**Stored rows**:
+++

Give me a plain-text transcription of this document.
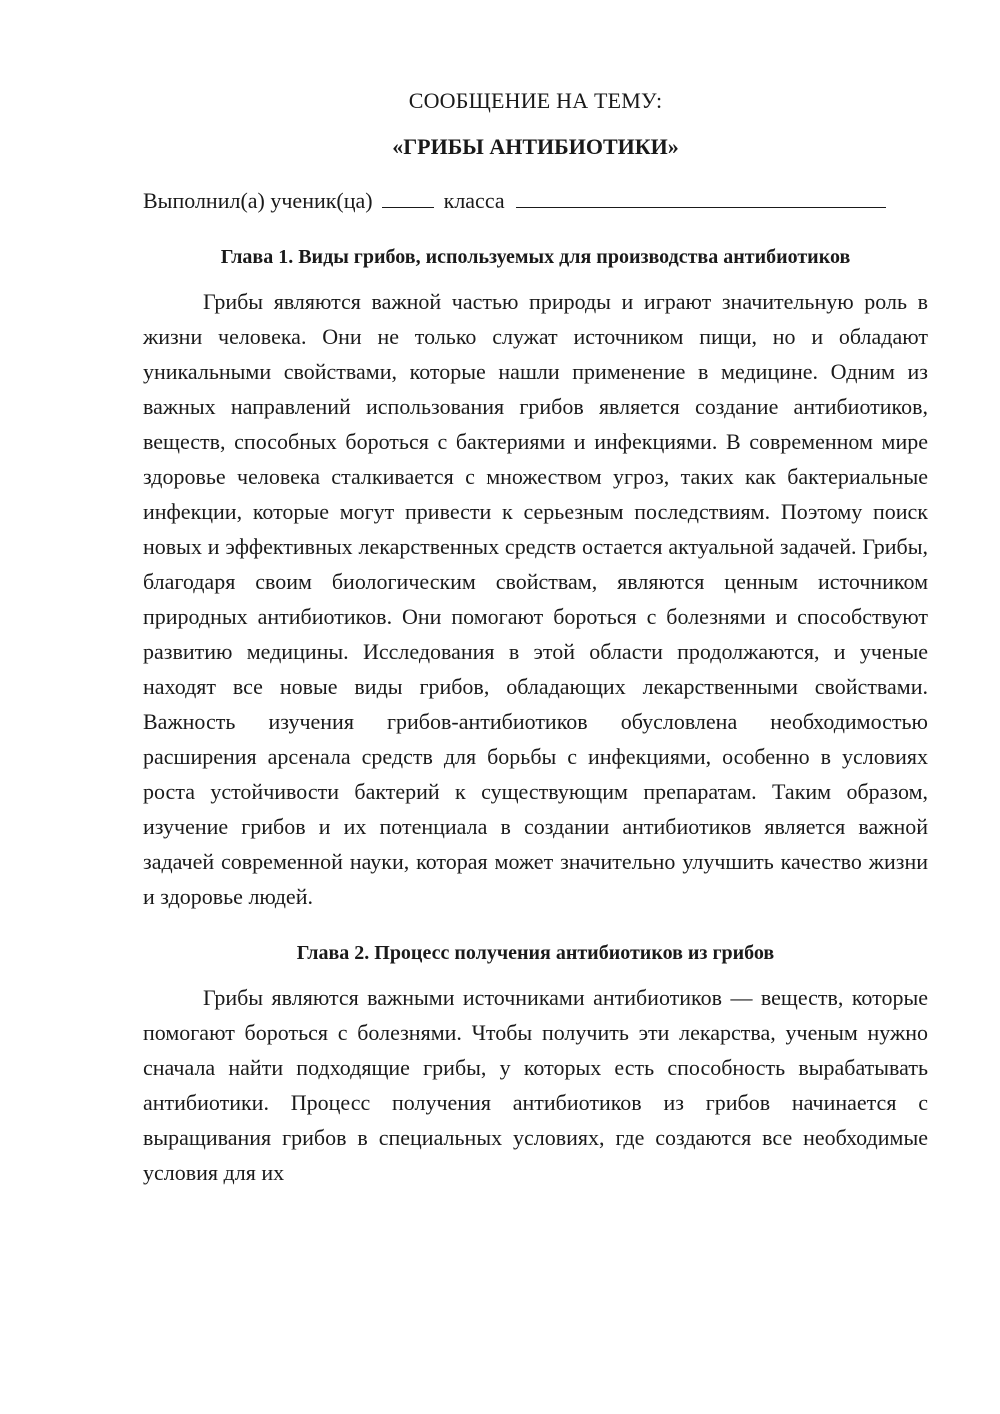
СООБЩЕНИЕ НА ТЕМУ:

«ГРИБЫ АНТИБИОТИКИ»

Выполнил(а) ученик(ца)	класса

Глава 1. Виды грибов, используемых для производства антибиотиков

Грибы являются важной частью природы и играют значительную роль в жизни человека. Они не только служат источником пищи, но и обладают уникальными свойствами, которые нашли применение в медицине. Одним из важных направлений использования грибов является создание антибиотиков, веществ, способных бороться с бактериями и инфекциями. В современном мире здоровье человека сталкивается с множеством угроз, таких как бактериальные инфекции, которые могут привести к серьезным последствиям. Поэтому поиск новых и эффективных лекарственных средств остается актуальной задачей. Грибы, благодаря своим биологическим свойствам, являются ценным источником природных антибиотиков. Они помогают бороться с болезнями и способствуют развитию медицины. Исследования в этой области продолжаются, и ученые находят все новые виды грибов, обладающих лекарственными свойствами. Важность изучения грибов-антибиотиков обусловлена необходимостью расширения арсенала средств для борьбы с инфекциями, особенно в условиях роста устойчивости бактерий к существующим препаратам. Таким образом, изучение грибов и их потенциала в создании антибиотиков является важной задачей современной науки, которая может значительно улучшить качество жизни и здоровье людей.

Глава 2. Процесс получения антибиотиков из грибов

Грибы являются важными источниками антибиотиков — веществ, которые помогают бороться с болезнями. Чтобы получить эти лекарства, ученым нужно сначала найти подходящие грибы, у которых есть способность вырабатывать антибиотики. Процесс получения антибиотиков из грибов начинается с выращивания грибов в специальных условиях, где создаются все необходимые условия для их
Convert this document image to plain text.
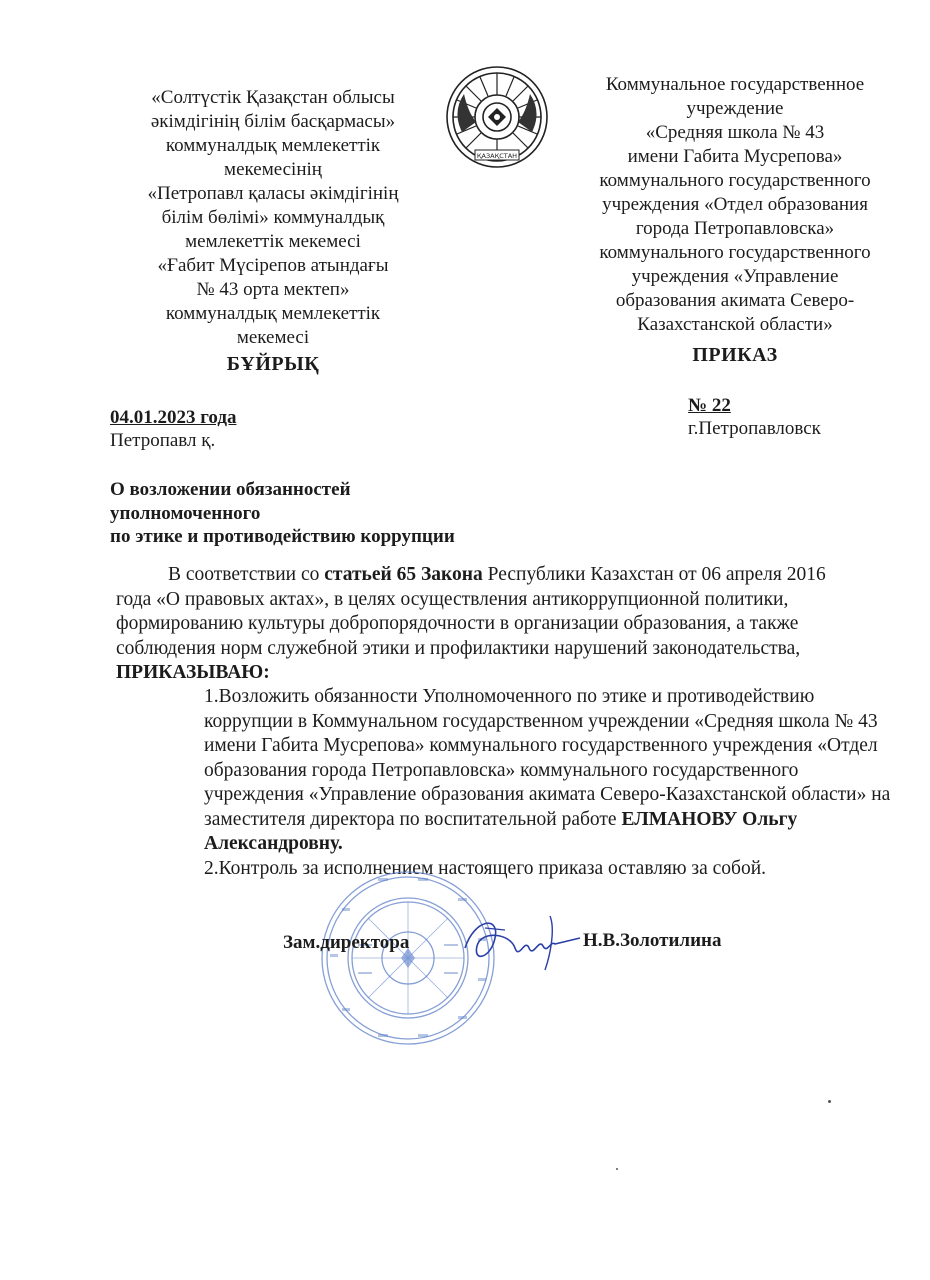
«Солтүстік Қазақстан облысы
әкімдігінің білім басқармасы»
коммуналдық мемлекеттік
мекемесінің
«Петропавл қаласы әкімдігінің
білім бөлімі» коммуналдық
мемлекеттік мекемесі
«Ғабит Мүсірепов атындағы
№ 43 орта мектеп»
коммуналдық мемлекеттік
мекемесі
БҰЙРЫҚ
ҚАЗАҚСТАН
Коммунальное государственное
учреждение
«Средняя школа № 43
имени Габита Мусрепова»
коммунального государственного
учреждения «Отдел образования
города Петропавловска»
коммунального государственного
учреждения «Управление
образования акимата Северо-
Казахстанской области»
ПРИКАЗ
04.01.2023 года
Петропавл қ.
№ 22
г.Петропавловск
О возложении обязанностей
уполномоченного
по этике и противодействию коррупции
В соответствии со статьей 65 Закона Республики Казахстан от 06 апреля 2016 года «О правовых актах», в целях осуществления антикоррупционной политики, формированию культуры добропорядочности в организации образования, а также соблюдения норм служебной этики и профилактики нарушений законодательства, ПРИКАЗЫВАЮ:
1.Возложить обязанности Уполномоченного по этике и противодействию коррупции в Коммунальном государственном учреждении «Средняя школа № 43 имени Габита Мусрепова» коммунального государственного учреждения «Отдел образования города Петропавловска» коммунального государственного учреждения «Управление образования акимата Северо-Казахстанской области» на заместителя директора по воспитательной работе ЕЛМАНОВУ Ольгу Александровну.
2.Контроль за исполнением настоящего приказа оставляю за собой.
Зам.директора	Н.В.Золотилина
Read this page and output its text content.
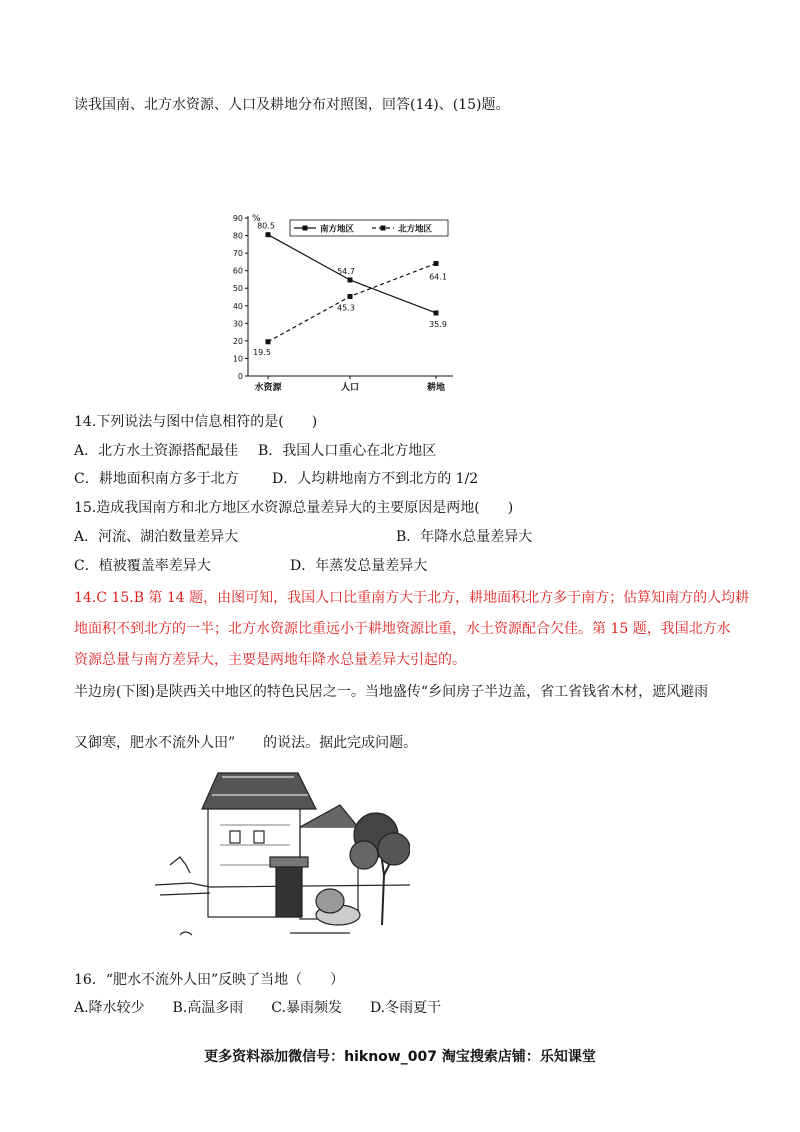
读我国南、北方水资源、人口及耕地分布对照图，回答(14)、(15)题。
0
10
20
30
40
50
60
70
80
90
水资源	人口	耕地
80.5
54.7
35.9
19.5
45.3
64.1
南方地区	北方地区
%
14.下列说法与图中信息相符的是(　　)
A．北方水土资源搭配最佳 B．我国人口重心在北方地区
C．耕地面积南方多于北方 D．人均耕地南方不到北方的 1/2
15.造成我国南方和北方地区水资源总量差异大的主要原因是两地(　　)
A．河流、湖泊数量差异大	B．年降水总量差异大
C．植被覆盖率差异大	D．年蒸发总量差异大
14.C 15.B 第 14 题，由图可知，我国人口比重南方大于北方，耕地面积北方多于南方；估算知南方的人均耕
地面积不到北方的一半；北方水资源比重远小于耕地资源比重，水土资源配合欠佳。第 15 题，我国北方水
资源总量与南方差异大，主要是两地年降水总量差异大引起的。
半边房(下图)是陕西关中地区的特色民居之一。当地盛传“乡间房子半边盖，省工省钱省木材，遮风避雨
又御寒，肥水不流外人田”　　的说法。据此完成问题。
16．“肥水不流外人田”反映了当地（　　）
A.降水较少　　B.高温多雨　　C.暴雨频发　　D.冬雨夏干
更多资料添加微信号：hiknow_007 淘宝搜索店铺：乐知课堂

+++

**Aim of the task**: Reproduce the full material exactly, excluding the pictures.

**Exercise result**:
Give me a plain-text transcription of this document.
СООБЩЕНИЕ НА ТЕМУ:

«ГРИБЫ АНТИБИОТИКИ»

Выполнил(а) ученик(ца)	класса

Глава 1. Виды грибов, используемых для производства антибиотиков

Грибы являются важной частью природы и играют значительную роль в жизни человека. Они не только служат источником пищи, но и обладают уникальными свойствами, которые нашли применение в медицине. Одним из важных направлений использования грибов является создание антибиотиков, веществ, способных бороться с бактериями и инфекциями. В современном мире здоровье человека сталкивается с множеством угроз, таких как бактериальные инфекции, которые могут привести к серьезным последствиям. Поэтому поиск новых и эффективных лекарственных средств остается актуальной задачей. Грибы, благодаря своим биологическим свойствам, являются ценным источником природных антибиотиков. Они помогают бороться с болезнями и способствуют развитию медицины. Исследования в этой области продолжаются, и ученые находят все новые виды грибов, обладающих лекарственными свойствами. Важность изучения грибов-антибиотиков обусловлена необходимостью расширения арсенала средств для борьбы с инфекциями, особенно в условиях роста устойчивости бактерий к существующим препаратам. Таким образом, изучение грибов и их потенциала в создании антибиотиков является важной задачей современной науки, которая может значительно улучшить качество жизни и здоровье людей.

Глава 2. Процесс получения антибиотиков из грибов

Грибы являются важными источниками антибиотиков — веществ, которые помогают бороться с болезнями. Чтобы получить эти лекарства, ученым нужно сначала найти подходящие грибы, у которых есть способность вырабатывать антибиотики. Процесс получения антибиотиков из грибов начинается с выращивания грибов в специальных условиях, где создаются все необходимые условия для их
Convert this document image to plain text.
«Солтүстік Қазақстан облысы
әкімдігінің білім басқармасы»
коммуналдық мемлекеттік
мекемесінің
«Петропавл қаласы әкімдігінің
білім бөлімі» коммуналдық
мемлекеттік мекемесі
«Ғабит Мүсірепов атындағы
№ 43 орта мектеп»
коммуналдық мемлекеттік
мекемесі
БҰЙРЫҚ
ҚАЗАҚСТАН
Коммунальное государственное
учреждение
«Средняя школа № 43
имени Габита Мусрепова»
коммунального государственного
учреждения «Отдел образования
города Петропавловска»
коммунального государственного
учреждения «Управление
образования акимата Северо-
Казахстанской области»
ПРИКАЗ
04.01.2023 года
Петропавл қ.
№ 22
г.Петропавловск
О возложении обязанностей
уполномоченного
по этике и противодействию коррупции
В соответствии со статьей 65 Закона Республики Казахстан от 06 апреля 2016 года «О правовых актах», в целях осуществления антикоррупционной политики, формированию культуры добропорядочности в организации образования, а также соблюдения норм служебной этики и профилактики нарушений законодательства, ПРИКАЗЫВАЮ:
1.Возложить обязанности Уполномоченного по этике и противодействию коррупции в Коммунальном государственном учреждении «Средняя школа № 43 имени Габита Мусрепова» коммунального государственного учреждения «Отдел образования города Петропавловска» коммунального государственного учреждения «Управление образования акимата Северо-Казахстанской области» на заместителя директора по воспитательной работе ЕЛМАНОВУ Ольгу Александровну.
2.Контроль за исполнением настоящего приказа оставляю за собой.
Зам.директора	Н.В.Золотилина
Read this page and output its text content.
读我国南、北方水资源、人口及耕地分布对照图，回答(14)、(15)题。
0
10
20
30
40
50
60
70
80
90
水资源	人口	耕地
80.5
54.7
35.9
19.5
45.3
64.1
南方地区	北方地区
%
14.下列说法与图中信息相符的是(　　)
A．北方水土资源搭配最佳 B．我国人口重心在北方地区
C．耕地面积南方多于北方 D．人均耕地南方不到北方的 1/2
15.造成我国南方和北方地区水资源总量差异大的主要原因是两地(　　)
A．河流、湖泊数量差异大	B．年降水总量差异大
C．植被覆盖率差异大	D．年蒸发总量差异大
14.C 15.B 第 14 题，由图可知，我国人口比重南方大于北方，耕地面积北方多于南方；估算知南方的人均耕
地面积不到北方的一半；北方水资源比重远小于耕地资源比重，水土资源配合欠佳。第 15 题，我国北方水
资源总量与南方差异大，主要是两地年降水总量差异大引起的。
半边房(下图)是陕西关中地区的特色民居之一。当地盛传“乡间房子半边盖，省工省钱省木材，遮风避雨
又御寒，肥水不流外人田”　　的说法。据此完成问题。
16．“肥水不流外人田”反映了当地（　　）
A.降水较少　　B.高温多雨　　C.暴雨频发　　D.冬雨夏干
更多资料添加微信号：hiknow_007 淘宝搜索店铺：乐知课堂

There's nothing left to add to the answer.